## Begin Data to process

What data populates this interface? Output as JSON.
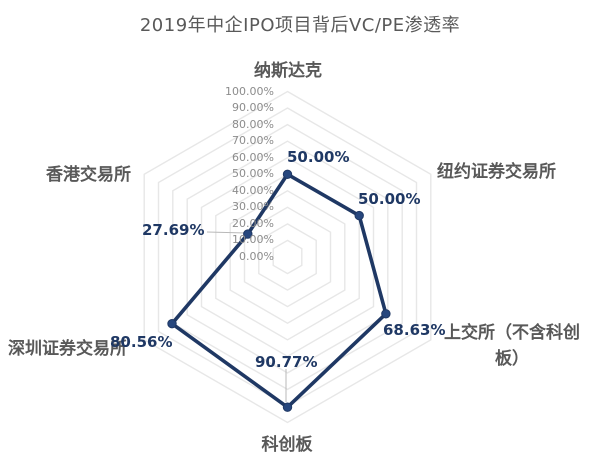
{
  "chart_data": {
    "type": "radar",
    "title": "2019年中企IPO项目背后VC/PE渗透率",
    "categories": [
      "纳斯达克",
      "纽约证券交易所",
      "上交所（不含科创板）",
      "科创板",
      "深圳证券交易所",
      "香港交易所"
    ],
    "series": [
      {
        "name": "VC/PE渗透率",
        "values": [
          50.0,
          50.0,
          68.63,
          90.77,
          80.56,
          27.69
        ]
      }
    ],
    "data_labels": [
      "50.00%",
      "50.00%",
      "68.63%",
      "90.77%",
      "80.56%",
      "27.69%"
    ],
    "axis_ticks": [
      "100.00%",
      "90.00%",
      "80.00%",
      "70.00%",
      "60.00%",
      "50.00%",
      "40.00%",
      "30.00%",
      "20.00%",
      "10.00%",
      "0.00%"
    ],
    "axis_range": [
      0,
      100
    ],
    "axis_step": 10,
    "grid": true,
    "legend_position": "none",
    "colors": {
      "series_line": "#1f3864",
      "marker_fill": "#27477e",
      "grid_line": "#e7e7e7",
      "title_text": "#595959",
      "category_text": "#595959",
      "tick_text": "#8c8c8c",
      "data_label_text": "#1f3864",
      "leader_line": "#b8b8b8",
      "background": "#ffffff"
    }
  }
}
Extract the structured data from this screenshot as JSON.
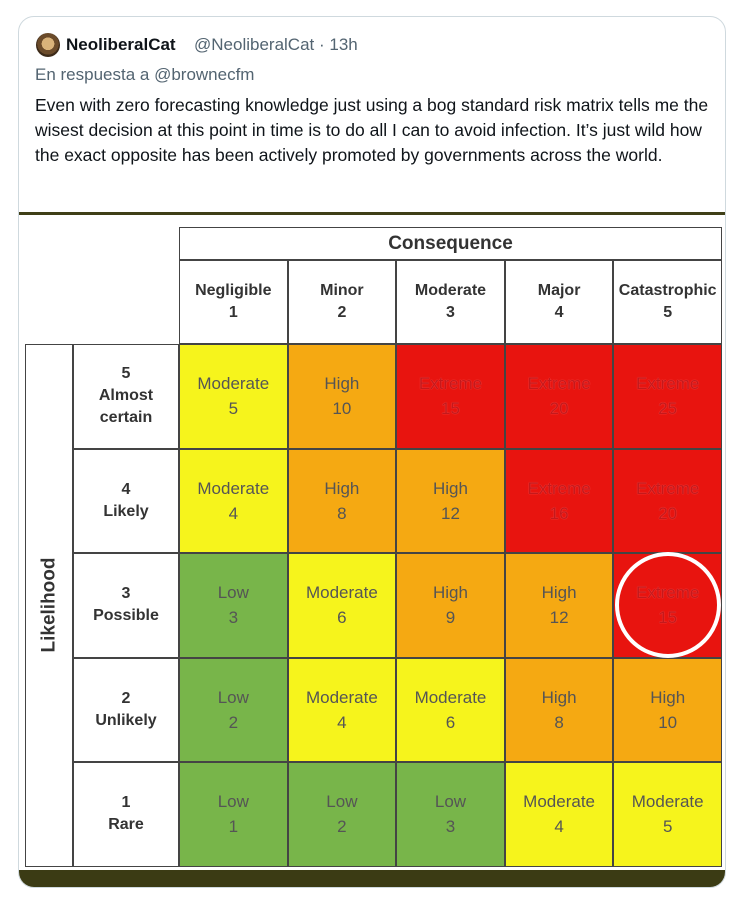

## End Data to process

Short exercise »
Without including any picture, retype the entries exactly.

Reply »
What data populates this interface? Output as JSON.
{
  "chart_data": {
    "type": "radar",
    "title": "2019年中企IPO项目背后VC/PE渗透率",
    "categories": [
      "纳斯达克",
      "纽约证券交易所",
      "上交所（不含科创板）",
      "科创板",
      "深圳证券交易所",
      "香港交易所"
    ],
    "series": [
      {
        "name": "VC/PE渗透率",
        "values": [
          50.0,
          50.0,
          68.63,
          90.77,
          80.56,
          27.69
        ]
      }
    ],
    "data_labels": [
      "50.00%",
      "50.00%",
      "68.63%",
      "90.77%",
      "80.56%",
      "27.69%"
    ],
    "axis_ticks": [
      "100.00%",
      "90.00%",
      "80.00%",
      "70.00%",
      "60.00%",
      "50.00%",
      "40.00%",
      "30.00%",
      "20.00%",
      "10.00%",
      "0.00%"
    ],
    "axis_range": [
      0,
      100
    ],
    "axis_step": 10,
    "grid": true,
    "legend_position": "none",
    "colors": {
      "series_line": "#1f3864",
      "marker_fill": "#27477e",
      "grid_line": "#e7e7e7",
      "title_text": "#595959",
      "category_text": "#595959",
      "tick_text": "#8c8c8c",
      "data_label_text": "#1f3864",
      "leader_line": "#b8b8b8",
      "background": "#ffffff"
    }
  }
}
Extract the structured data from this screenshot as JSON.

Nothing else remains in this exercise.